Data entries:
>> start
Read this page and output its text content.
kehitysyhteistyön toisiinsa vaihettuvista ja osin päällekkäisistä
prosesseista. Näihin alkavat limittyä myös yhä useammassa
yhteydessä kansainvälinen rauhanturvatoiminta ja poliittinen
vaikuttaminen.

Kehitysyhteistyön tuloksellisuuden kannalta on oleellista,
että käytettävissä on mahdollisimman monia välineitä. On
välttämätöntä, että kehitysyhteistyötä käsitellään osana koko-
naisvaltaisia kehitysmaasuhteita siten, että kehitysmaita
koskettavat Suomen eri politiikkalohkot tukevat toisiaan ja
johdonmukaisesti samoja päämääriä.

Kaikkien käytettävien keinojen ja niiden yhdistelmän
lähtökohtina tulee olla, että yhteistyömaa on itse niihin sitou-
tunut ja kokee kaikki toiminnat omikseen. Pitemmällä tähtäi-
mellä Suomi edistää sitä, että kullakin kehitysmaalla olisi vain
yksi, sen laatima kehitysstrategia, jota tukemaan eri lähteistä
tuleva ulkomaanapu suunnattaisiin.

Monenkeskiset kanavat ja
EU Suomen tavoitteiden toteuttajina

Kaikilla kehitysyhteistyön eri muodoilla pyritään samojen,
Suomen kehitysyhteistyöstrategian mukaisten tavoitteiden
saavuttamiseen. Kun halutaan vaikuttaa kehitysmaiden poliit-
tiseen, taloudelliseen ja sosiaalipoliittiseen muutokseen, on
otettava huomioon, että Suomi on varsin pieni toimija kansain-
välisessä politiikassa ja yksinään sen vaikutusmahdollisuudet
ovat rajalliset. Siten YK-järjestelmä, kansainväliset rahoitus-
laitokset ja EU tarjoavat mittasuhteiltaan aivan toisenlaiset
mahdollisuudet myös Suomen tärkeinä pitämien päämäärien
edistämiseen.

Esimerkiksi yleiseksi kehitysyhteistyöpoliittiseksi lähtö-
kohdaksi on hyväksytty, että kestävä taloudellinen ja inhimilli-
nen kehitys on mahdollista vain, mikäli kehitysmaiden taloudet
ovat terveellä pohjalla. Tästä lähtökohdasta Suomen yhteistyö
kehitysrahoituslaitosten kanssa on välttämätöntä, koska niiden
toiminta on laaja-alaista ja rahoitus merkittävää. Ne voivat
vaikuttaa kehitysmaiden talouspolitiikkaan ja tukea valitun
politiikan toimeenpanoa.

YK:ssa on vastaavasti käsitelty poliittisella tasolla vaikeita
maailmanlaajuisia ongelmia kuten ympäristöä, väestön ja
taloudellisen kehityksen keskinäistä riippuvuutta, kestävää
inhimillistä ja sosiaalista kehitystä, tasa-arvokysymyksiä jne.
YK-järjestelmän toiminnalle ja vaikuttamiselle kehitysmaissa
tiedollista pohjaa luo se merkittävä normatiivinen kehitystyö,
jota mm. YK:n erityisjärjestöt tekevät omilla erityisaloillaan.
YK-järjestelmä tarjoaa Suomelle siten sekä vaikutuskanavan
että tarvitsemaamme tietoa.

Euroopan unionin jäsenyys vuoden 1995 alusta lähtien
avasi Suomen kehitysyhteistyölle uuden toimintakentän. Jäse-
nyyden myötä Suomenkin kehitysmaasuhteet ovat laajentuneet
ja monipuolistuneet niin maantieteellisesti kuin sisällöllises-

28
>> end
__WHAT YOU NEED TO DO__
Gather each line of the records holding the string "vain".

__RESPONSE TO THE TASK__
mellä Suomi edistää sitä, että kullakin kehitysmaalla olisi vain
nen kehitys on mahdollista vain, mikäli kehitysmaiden taloudet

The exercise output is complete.